## Request:
Pick out every line of the material that contains the string "label", and copy each of those lines in full.

┌──

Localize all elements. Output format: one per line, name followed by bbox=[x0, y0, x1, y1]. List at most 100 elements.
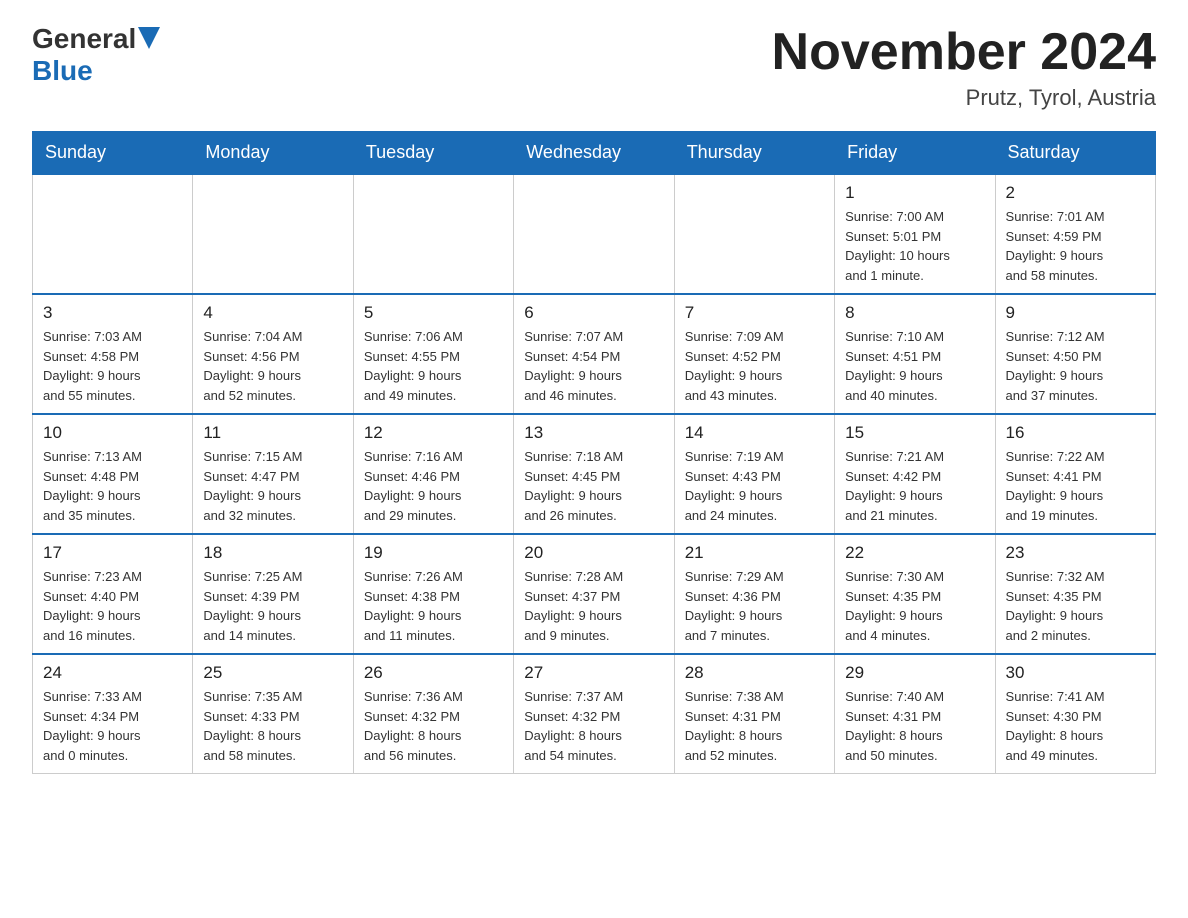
calendar-cell: 20 Sunrise: 7:28 AM Sunset: 4:37 PM Dayli… bbox=[514, 534, 674, 654]
day-info: Sunrise: 7:25 AM Sunset: 4:39 PM Dayligh… bbox=[203, 569, 302, 643]
calendar-cell: 29Sunrise: 7:40 AM Sunset: 4:31 PM Dayli… bbox=[835, 654, 995, 774]
day-number: 17 bbox=[43, 543, 182, 563]
day-info: Sunrise: 7:41 AM Sunset: 4:30 PM Dayligh… bbox=[1006, 689, 1105, 763]
day-number: 4 bbox=[203, 303, 342, 323]
weekday-header-tuesday: Tuesday bbox=[353, 132, 513, 175]
logo-general: General bbox=[32, 24, 136, 55]
day-info: Sunrise: 7:15 AM Sunset: 4:47 PM Dayligh… bbox=[203, 449, 302, 523]
day-number: 25 bbox=[203, 663, 342, 683]
calendar-week-4: 17Sunrise: 7:23 AM Sunset: 4:40 PM Dayli… bbox=[33, 534, 1156, 654]
calendar-cell bbox=[353, 174, 513, 294]
day-info: Sunrise: 7:26 AM Sunset: 4:38 PM Dayligh… bbox=[364, 569, 463, 643]
day-info: Sunrise: 7:22 AM Sunset: 4:41 PM Dayligh… bbox=[1006, 449, 1105, 523]
day-info: Sunrise: 7:01 AM Sunset: 4:59 PM Dayligh… bbox=[1006, 209, 1105, 283]
day-number: 28 bbox=[685, 663, 824, 683]
calendar-cell: 15 Sunrise: 7:21 AM Sunset: 4:42 PM Dayli… bbox=[835, 414, 995, 534]
calendar-cell: 11 Sunrise: 7:15 AM Sunset: 4:47 PM Dayli… bbox=[193, 414, 353, 534]
calendar-cell: 4 Sunrise: 7:04 AM Sunset: 4:56 PM Daylig… bbox=[193, 294, 353, 414]
day-info: Sunrise: 7:13 AM Sunset: 4:48 PM Dayligh… bbox=[43, 449, 142, 523]
day-number: 19 bbox=[364, 543, 503, 563]
weekday-header-thursday: Thursday bbox=[674, 132, 834, 175]
day-number: 8 bbox=[845, 303, 984, 323]
day-number: 20 bbox=[524, 543, 663, 563]
day-number: 15 bbox=[845, 423, 984, 443]
day-info: Sunrise: 7:38 AM Sunset: 4:31 PM Dayligh… bbox=[685, 689, 784, 763]
weekday-header-row: SundayMondayTuesdayWednesdayThursdayFrid… bbox=[33, 132, 1156, 175]
day-info: Sunrise: 7:21 AM Sunset: 4:42 PM Dayligh… bbox=[845, 449, 944, 523]
calendar-cell: 17Sunrise: 7:23 AM Sunset: 4:40 PM Dayli… bbox=[33, 534, 193, 654]
day-info: Sunrise: 7:07 AM Sunset: 4:54 PM Dayligh… bbox=[524, 329, 623, 403]
calendar-cell: 26 Sunrise: 7:36 AM Sunset: 4:32 PM Dayli… bbox=[353, 654, 513, 774]
weekday-header-wednesday: Wednesday bbox=[514, 132, 674, 175]
calendar-week-5: 24Sunrise: 7:33 AM Sunset: 4:34 PM Dayli… bbox=[33, 654, 1156, 774]
calendar-cell: 13 Sunrise: 7:18 AM Sunset: 4:45 PM Dayli… bbox=[514, 414, 674, 534]
calendar-cell: 18Sunrise: 7:25 AM Sunset: 4:39 PM Dayli… bbox=[193, 534, 353, 654]
calendar-week-2: 3 Sunrise: 7:03 AM Sunset: 4:58 PM Daylig… bbox=[33, 294, 1156, 414]
logo: General Blue bbox=[32, 24, 160, 87]
logo-blue: Blue bbox=[32, 55, 93, 87]
day-info: Sunrise: 7:09 AM Sunset: 4:52 PM Dayligh… bbox=[685, 329, 784, 403]
day-info: Sunrise: 7:36 AM Sunset: 4:32 PM Dayligh… bbox=[364, 689, 463, 763]
day-number: 11 bbox=[203, 423, 342, 443]
calendar-cell: 23 Sunrise: 7:32 AM Sunset: 4:35 PM Dayli… bbox=[995, 534, 1155, 654]
day-info: Sunrise: 7:40 AM Sunset: 4:31 PM Dayligh… bbox=[845, 689, 944, 763]
title-block: November 2024 Prutz, Tyrol, Austria bbox=[772, 24, 1156, 111]
day-number: 2 bbox=[1006, 183, 1145, 203]
day-info: Sunrise: 7:06 AM Sunset: 4:55 PM Dayligh… bbox=[364, 329, 463, 403]
day-number: 23 bbox=[1006, 543, 1145, 563]
calendar-cell: 24Sunrise: 7:33 AM Sunset: 4:34 PM Dayli… bbox=[33, 654, 193, 774]
calendar-cell bbox=[193, 174, 353, 294]
day-number: 5 bbox=[364, 303, 503, 323]
day-info: Sunrise: 7:32 AM Sunset: 4:35 PM Dayligh… bbox=[1006, 569, 1105, 643]
calendar-cell: 19 Sunrise: 7:26 AM Sunset: 4:38 PM Dayli… bbox=[353, 534, 513, 654]
calendar-cell: 9 Sunrise: 7:12 AM Sunset: 4:50 PM Daylig… bbox=[995, 294, 1155, 414]
calendar-cell bbox=[514, 174, 674, 294]
calendar-table: SundayMondayTuesdayWednesdayThursdayFrid… bbox=[32, 131, 1156, 774]
weekday-header-monday: Monday bbox=[193, 132, 353, 175]
calendar-cell: 8 Sunrise: 7:10 AM Sunset: 4:51 PM Daylig… bbox=[835, 294, 995, 414]
day-number: 26 bbox=[364, 663, 503, 683]
calendar-cell: 5 Sunrise: 7:06 AM Sunset: 4:55 PM Daylig… bbox=[353, 294, 513, 414]
calendar-cell bbox=[674, 174, 834, 294]
day-number: 14 bbox=[685, 423, 824, 443]
calendar-cell: 27Sunrise: 7:37 AM Sunset: 4:32 PM Dayli… bbox=[514, 654, 674, 774]
day-info: Sunrise: 7:00 AM Sunset: 5:01 PM Dayligh… bbox=[845, 209, 950, 283]
calendar-cell: 28 Sunrise: 7:38 AM Sunset: 4:31 PM Dayli… bbox=[674, 654, 834, 774]
page-header: General Blue November 2024 Prutz, Tyrol,… bbox=[32, 24, 1156, 111]
calendar-cell: 2 Sunrise: 7:01 AM Sunset: 4:59 PM Daylig… bbox=[995, 174, 1155, 294]
day-info: Sunrise: 7:30 AM Sunset: 4:35 PM Dayligh… bbox=[845, 569, 944, 643]
day-info: Sunrise: 7:12 AM Sunset: 4:50 PM Dayligh… bbox=[1006, 329, 1105, 403]
month-title: November 2024 bbox=[772, 24, 1156, 81]
day-info: Sunrise: 7:28 AM Sunset: 4:37 PM Dayligh… bbox=[524, 569, 623, 643]
day-number: 13 bbox=[524, 423, 663, 443]
day-number: 21 bbox=[685, 543, 824, 563]
calendar-cell: 14Sunrise: 7:19 AM Sunset: 4:43 PM Dayli… bbox=[674, 414, 834, 534]
day-number: 6 bbox=[524, 303, 663, 323]
calendar-cell: 16 Sunrise: 7:22 AM Sunset: 4:41 PM Dayli… bbox=[995, 414, 1155, 534]
calendar-cell: 12 Sunrise: 7:16 AM Sunset: 4:46 PM Dayli… bbox=[353, 414, 513, 534]
day-info: Sunrise: 7:29 AM Sunset: 4:36 PM Dayligh… bbox=[685, 569, 784, 643]
day-number: 22 bbox=[845, 543, 984, 563]
calendar-week-3: 10 Sunrise: 7:13 AM Sunset: 4:48 PM Dayli… bbox=[33, 414, 1156, 534]
calendar-cell: 25Sunrise: 7:35 AM Sunset: 4:33 PM Dayli… bbox=[193, 654, 353, 774]
day-number: 3 bbox=[43, 303, 182, 323]
day-number: 12 bbox=[364, 423, 503, 443]
calendar-cell: 3 Sunrise: 7:03 AM Sunset: 4:58 PM Daylig… bbox=[33, 294, 193, 414]
day-info: Sunrise: 7:37 AM Sunset: 4:32 PM Dayligh… bbox=[524, 689, 623, 763]
calendar-cell: 6 Sunrise: 7:07 AM Sunset: 4:54 PM Daylig… bbox=[514, 294, 674, 414]
day-info: Sunrise: 7:18 AM Sunset: 4:45 PM Dayligh… bbox=[524, 449, 623, 523]
calendar-cell: 7Sunrise: 7:09 AM Sunset: 4:52 PM Daylig… bbox=[674, 294, 834, 414]
weekday-header-friday: Friday bbox=[835, 132, 995, 175]
day-info: Sunrise: 7:16 AM Sunset: 4:46 PM Dayligh… bbox=[364, 449, 463, 523]
calendar-cell: 1 Sunrise: 7:00 AM Sunset: 5:01 PM Daylig… bbox=[835, 174, 995, 294]
day-number: 9 bbox=[1006, 303, 1145, 323]
day-number: 10 bbox=[43, 423, 182, 443]
day-info: Sunrise: 7:04 AM Sunset: 4:56 PM Dayligh… bbox=[203, 329, 302, 403]
calendar-week-1: 1 Sunrise: 7:00 AM Sunset: 5:01 PM Daylig… bbox=[33, 174, 1156, 294]
day-number: 1 bbox=[845, 183, 984, 203]
day-info: Sunrise: 7:03 AM Sunset: 4:58 PM Dayligh… bbox=[43, 329, 142, 403]
day-info: Sunrise: 7:10 AM Sunset: 4:51 PM Dayligh… bbox=[845, 329, 944, 403]
calendar-cell: 22 Sunrise: 7:30 AM Sunset: 4:35 PM Dayli… bbox=[835, 534, 995, 654]
day-number: 16 bbox=[1006, 423, 1145, 443]
logo-triangle-icon bbox=[138, 27, 160, 49]
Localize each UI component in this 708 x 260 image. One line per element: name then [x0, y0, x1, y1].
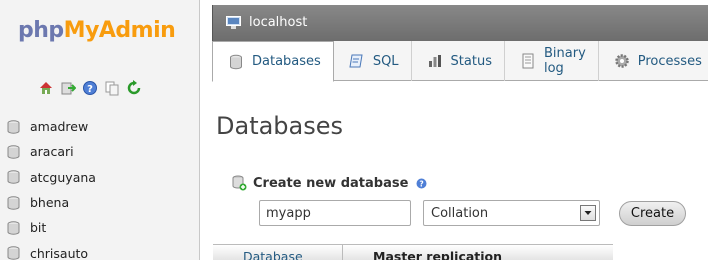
- tab-status[interactable]: Status: [412, 41, 505, 81]
- database-icon: [228, 54, 244, 70]
- sql-icon: [349, 53, 365, 69]
- copy-icon[interactable]: [104, 80, 120, 96]
- database-icon: [7, 170, 20, 184]
- database-tree-item[interactable]: atcguyana: [0, 165, 200, 190]
- svg-text:?: ?: [87, 84, 93, 95]
- database-tree-item[interactable]: amadrew: [0, 114, 200, 139]
- database-tree-item-label: bit: [30, 220, 47, 236]
- status-icon: [427, 53, 443, 69]
- tab-label: Processes: [637, 53, 702, 69]
- collation-select[interactable]: Collation: [423, 200, 600, 226]
- database-tree-item[interactable]: bhena: [0, 190, 200, 215]
- server-breadcrumb: localhost: [212, 5, 708, 41]
- help-icon[interactable]: ?: [416, 178, 427, 189]
- reload-icon[interactable]: [126, 80, 142, 96]
- logo-my: My: [63, 18, 100, 43]
- database-tree-item[interactable]: chrisauto: [0, 240, 200, 260]
- database-table-header: Database Master replication: [213, 244, 613, 260]
- column-header-database[interactable]: Database: [213, 245, 343, 260]
- logout-icon[interactable]: [60, 80, 77, 96]
- database-tree-item-label: amadrew: [30, 119, 89, 135]
- database-tree-item-label: atcguyana: [30, 169, 96, 185]
- navigation-panel: phpMyAdmin ? amadrew aracari atcguyana bhen…: [0, 0, 200, 260]
- tab-databases[interactable]: Databases: [212, 41, 334, 82]
- database-tree-item-label: chrisauto: [30, 245, 89, 260]
- top-menu-tabs: Databases SQL Status Binary log Processes: [212, 41, 708, 82]
- database-tree-item[interactable]: bit: [0, 215, 200, 240]
- database-icon: [7, 195, 20, 210]
- tab-label: SQL: [372, 53, 399, 69]
- create-database-header: Create new database ?: [231, 175, 427, 191]
- database-add-icon: [231, 175, 247, 191]
- tab-label: Status: [450, 53, 492, 69]
- tab-label: Binary log: [543, 46, 586, 76]
- home-icon[interactable]: [38, 80, 54, 96]
- database-tree-item[interactable]: aracari: [0, 139, 200, 164]
- database-tree-item-label: bhena: [30, 195, 70, 211]
- server-link[interactable]: localhost: [249, 15, 307, 30]
- server-icon: [226, 16, 241, 30]
- help-icon[interactable]: ?: [82, 80, 98, 96]
- page-title: Databases: [216, 112, 344, 140]
- tab-processes[interactable]: Processes: [599, 41, 708, 81]
- main-panel: localhost Databases SQL Status Binary log Pr…: [212, 0, 708, 260]
- create-button[interactable]: Create: [619, 201, 686, 226]
- chevron-down-icon[interactable]: [580, 205, 596, 221]
- database-icon: [7, 221, 20, 235]
- binary-log-icon: [520, 53, 536, 69]
- logo-php: php: [18, 18, 64, 43]
- database-tree: amadrew aracari atcguyana bhena bit chrisauto: [0, 114, 200, 260]
- database-icon: [7, 246, 20, 260]
- tab-sql[interactable]: SQL: [334, 41, 412, 81]
- tab-binary-log[interactable]: Binary log: [505, 41, 599, 81]
- logo-admin: Admin: [98, 18, 176, 43]
- collation-selected-value: Collation: [431, 206, 489, 221]
- database-icon: [7, 145, 20, 159]
- database-icon: [7, 119, 20, 134]
- gear-icon: [614, 53, 630, 69]
- phpmyadmin-logo[interactable]: phpMyAdmin: [18, 18, 176, 52]
- database-tree-item-label: aracari: [30, 144, 74, 160]
- column-header-master-replication: Master replication: [373, 249, 503, 260]
- database-name-input[interactable]: [259, 200, 411, 226]
- tab-label: Databases: [252, 54, 321, 69]
- create-database-label: Create new database: [253, 175, 409, 191]
- svg-text:?: ?: [420, 179, 424, 188]
- quick-links: ?: [38, 78, 142, 98]
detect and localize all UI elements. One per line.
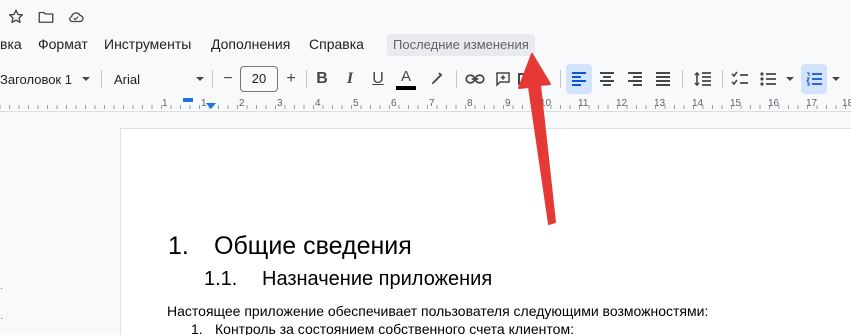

└──

## Response for this exercise:
- database-tree-item-label: bit: [30, 220, 47, 236]
- tab-label: Processes: [637, 53, 702, 69]
- database-tree-item-label: amadrew: [30, 119, 89, 135]
- database-tree-item-label: atcguyana: [30, 169, 96, 185]
- database-tree-item-label: chrisauto: [30, 245, 89, 260]
- tab-label: SQL: [372, 53, 399, 69]
- tab-label: Status: [450, 53, 492, 69]
- tab-label: Binary log: [543, 46, 586, 76]
- database-tree-item-label: bhena: [30, 195, 70, 211]
- database-tree-item-label: aracari: [30, 144, 74, 160]
- tab-label: Databases: [252, 54, 321, 69]
- create-database-label: Create new database: [253, 175, 409, 191]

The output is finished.